____ Raw records

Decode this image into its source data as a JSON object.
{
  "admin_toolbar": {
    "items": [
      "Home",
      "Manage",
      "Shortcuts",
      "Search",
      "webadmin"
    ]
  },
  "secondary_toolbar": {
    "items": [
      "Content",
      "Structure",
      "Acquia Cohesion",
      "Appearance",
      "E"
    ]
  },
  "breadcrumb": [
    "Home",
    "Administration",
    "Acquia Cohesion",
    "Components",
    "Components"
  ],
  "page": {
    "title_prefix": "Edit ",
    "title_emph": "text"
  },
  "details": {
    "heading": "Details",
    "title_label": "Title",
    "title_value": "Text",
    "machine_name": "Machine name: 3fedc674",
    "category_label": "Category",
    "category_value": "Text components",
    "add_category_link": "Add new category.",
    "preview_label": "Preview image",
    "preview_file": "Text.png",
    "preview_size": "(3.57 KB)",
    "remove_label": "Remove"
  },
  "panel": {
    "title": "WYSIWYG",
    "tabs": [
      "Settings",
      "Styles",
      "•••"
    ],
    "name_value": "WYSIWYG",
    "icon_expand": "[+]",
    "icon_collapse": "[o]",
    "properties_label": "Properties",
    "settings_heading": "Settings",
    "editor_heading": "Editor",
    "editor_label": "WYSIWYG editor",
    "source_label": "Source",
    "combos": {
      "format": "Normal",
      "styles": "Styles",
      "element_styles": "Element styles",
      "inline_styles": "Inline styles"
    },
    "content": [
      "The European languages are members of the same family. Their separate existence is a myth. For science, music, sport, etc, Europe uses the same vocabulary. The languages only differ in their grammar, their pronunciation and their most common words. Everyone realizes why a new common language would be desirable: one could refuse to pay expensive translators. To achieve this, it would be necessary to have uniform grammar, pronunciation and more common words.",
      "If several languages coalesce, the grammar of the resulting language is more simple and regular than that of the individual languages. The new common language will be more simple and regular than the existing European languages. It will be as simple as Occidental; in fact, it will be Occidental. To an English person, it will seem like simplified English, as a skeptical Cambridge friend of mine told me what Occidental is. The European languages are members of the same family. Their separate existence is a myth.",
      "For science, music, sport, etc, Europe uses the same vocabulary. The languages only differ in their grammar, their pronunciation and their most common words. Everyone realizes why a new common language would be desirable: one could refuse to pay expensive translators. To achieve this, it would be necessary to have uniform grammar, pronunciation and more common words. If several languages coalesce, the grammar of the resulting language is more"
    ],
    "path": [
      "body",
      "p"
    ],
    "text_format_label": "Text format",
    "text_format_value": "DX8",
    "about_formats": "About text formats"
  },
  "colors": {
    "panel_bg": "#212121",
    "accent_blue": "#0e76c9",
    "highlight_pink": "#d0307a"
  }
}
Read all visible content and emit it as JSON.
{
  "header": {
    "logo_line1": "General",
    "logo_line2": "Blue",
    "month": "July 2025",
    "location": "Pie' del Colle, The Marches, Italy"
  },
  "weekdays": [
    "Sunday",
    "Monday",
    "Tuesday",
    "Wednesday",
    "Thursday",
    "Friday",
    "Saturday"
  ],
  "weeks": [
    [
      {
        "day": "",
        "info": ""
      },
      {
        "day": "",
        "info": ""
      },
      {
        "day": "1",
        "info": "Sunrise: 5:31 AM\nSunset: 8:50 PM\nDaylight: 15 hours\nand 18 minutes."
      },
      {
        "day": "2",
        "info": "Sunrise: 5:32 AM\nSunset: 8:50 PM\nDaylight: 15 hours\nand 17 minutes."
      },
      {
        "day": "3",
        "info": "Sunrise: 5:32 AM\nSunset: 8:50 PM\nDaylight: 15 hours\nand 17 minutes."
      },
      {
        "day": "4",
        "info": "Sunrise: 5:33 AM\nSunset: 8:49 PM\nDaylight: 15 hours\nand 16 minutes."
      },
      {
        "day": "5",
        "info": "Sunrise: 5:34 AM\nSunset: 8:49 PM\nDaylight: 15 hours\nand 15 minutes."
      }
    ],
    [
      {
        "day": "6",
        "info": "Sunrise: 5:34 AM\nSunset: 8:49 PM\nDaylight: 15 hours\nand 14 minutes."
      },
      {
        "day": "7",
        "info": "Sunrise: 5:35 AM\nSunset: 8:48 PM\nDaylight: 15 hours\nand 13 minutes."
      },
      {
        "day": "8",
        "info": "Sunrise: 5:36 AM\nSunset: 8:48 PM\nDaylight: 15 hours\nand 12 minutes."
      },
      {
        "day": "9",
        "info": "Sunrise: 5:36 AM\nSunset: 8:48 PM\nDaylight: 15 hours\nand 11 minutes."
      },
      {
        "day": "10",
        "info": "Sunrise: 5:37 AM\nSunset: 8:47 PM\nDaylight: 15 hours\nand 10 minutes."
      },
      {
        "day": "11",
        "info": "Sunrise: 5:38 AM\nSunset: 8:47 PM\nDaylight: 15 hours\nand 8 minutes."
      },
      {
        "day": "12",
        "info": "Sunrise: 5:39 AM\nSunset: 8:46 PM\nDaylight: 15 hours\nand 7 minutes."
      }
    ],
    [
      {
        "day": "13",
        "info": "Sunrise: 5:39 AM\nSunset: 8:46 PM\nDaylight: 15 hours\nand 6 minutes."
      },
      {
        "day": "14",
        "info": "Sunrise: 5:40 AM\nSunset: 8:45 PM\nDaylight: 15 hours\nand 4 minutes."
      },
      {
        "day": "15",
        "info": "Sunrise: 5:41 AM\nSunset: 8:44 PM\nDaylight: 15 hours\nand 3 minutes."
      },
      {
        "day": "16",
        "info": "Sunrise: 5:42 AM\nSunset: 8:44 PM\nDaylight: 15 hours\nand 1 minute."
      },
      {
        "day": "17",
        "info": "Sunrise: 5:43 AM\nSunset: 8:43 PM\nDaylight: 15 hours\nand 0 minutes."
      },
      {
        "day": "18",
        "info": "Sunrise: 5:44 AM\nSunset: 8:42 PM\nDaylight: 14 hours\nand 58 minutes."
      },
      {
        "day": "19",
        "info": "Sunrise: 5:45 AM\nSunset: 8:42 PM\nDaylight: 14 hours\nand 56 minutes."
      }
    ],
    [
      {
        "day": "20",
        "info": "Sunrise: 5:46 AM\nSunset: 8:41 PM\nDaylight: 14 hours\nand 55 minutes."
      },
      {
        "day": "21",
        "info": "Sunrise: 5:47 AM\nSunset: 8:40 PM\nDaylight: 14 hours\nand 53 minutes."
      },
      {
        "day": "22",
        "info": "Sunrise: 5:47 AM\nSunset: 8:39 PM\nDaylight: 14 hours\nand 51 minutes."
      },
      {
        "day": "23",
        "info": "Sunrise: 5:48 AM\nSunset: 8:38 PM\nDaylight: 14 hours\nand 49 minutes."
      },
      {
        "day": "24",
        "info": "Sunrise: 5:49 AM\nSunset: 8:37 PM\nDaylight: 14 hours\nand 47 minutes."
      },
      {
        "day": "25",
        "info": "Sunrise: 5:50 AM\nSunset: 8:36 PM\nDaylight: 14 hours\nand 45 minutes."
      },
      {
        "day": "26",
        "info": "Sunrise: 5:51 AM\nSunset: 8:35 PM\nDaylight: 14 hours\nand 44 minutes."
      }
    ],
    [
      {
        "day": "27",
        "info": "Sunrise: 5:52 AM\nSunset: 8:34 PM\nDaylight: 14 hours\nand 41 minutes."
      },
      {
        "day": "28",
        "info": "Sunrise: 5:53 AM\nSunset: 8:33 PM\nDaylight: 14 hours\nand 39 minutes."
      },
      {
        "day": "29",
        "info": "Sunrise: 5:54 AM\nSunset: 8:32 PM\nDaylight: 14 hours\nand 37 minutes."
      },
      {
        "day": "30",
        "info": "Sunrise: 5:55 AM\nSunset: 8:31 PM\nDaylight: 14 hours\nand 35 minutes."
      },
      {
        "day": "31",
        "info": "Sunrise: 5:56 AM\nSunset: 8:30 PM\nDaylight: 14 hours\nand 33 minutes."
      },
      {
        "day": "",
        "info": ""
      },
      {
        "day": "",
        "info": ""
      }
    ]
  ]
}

________

Exercise description:
Copy every line of the records above that holds the word "WYSIWYG".

Finished task:
    "title": "WYSIWYG",
    "name_value": "WYSIWYG",
    "editor_label": "WYSIWYG editor",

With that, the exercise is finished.